# What the task requires:
Find every line in the records that holds the string "title". Copy each one.
>> Start
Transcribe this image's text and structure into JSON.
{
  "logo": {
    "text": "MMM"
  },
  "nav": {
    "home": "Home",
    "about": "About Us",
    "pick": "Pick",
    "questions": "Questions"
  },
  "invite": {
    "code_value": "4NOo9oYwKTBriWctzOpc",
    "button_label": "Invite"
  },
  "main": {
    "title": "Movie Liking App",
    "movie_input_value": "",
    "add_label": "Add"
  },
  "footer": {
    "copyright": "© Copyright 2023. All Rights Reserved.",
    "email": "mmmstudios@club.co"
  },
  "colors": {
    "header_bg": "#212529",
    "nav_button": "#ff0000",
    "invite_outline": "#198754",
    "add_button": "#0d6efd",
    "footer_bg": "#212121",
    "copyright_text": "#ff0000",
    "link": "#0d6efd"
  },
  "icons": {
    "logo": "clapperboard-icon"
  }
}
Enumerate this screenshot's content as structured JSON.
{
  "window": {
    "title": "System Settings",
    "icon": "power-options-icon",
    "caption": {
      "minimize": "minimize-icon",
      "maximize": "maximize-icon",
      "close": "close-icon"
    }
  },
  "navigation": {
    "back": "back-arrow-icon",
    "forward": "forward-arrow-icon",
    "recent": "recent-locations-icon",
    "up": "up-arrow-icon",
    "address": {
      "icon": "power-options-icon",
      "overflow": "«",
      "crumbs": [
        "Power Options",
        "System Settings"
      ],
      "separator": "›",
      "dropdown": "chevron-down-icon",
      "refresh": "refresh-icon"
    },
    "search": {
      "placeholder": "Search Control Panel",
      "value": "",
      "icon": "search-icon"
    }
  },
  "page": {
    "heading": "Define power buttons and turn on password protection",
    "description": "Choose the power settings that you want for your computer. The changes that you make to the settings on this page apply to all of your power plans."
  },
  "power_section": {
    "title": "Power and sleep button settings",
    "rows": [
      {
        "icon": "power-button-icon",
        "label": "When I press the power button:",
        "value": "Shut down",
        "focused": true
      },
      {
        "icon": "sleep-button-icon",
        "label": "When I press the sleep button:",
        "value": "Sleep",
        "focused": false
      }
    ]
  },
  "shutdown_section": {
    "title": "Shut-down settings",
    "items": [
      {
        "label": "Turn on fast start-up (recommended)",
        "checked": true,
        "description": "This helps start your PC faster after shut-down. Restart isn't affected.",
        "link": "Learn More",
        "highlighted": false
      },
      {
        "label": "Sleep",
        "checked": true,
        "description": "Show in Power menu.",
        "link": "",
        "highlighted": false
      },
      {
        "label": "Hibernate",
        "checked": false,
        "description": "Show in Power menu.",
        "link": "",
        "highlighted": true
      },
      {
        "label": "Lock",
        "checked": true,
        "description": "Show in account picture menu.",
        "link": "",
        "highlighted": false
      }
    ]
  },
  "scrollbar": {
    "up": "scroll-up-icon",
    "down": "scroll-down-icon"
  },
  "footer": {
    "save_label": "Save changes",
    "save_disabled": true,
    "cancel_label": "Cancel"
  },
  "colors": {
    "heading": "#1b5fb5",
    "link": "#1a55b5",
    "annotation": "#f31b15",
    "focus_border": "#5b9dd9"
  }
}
>> End
# Problem solution:
    "title": "Movie Liking App",
    "title": "System Settings",
    "title": "Power and sleep button settings",
    "title": "Shut-down settings",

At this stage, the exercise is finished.